Identify each line holding the string "JSON" and copy it.

Stored data entries
▬▬▬▬▬▬

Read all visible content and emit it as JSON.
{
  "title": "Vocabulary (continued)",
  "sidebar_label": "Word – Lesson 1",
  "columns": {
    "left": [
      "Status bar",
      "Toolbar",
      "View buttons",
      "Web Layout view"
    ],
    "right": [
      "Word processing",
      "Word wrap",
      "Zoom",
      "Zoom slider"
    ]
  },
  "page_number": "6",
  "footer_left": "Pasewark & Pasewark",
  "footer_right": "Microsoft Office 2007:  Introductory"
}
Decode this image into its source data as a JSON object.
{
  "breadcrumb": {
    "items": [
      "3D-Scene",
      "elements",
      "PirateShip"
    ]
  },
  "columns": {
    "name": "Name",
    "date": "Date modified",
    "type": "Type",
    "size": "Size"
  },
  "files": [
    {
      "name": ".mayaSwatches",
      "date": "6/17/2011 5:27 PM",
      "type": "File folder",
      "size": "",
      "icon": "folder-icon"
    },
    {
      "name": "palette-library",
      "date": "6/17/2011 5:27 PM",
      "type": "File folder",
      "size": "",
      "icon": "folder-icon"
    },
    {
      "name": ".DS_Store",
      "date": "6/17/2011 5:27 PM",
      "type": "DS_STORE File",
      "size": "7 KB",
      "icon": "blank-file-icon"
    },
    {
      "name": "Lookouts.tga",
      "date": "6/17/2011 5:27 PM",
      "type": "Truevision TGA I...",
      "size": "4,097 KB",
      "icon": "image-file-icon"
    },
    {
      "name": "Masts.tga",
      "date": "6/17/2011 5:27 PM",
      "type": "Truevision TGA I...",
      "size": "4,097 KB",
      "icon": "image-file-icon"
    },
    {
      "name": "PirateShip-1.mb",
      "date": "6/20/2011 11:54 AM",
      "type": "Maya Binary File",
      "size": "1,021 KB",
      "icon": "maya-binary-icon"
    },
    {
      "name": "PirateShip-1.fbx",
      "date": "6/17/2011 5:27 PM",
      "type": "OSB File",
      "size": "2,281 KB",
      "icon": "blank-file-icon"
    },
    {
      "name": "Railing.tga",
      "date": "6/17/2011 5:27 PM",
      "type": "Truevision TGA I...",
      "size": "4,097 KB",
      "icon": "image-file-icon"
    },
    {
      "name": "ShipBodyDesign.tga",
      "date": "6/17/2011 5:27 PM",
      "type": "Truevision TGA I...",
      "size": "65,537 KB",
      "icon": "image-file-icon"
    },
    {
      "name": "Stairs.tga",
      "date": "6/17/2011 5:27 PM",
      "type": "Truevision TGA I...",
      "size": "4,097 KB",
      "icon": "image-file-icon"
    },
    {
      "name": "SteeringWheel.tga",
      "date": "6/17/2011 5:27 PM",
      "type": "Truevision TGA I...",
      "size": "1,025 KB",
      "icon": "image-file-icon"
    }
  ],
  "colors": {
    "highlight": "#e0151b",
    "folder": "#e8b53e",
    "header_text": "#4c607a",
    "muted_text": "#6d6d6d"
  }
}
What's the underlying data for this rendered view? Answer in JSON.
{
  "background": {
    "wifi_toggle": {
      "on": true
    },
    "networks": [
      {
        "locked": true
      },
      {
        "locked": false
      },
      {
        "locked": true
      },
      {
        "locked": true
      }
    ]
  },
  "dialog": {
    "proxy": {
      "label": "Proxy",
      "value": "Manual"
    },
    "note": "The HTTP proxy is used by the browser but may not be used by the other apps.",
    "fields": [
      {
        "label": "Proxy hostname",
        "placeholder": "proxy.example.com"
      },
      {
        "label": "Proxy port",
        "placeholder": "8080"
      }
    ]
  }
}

▬▬▬▬▬▬

The solution —
Read all visible content and emit it as JSON.
Decode this image into its source data as a JSON object.
What's the underlying data for this rendered view? Answer in JSON.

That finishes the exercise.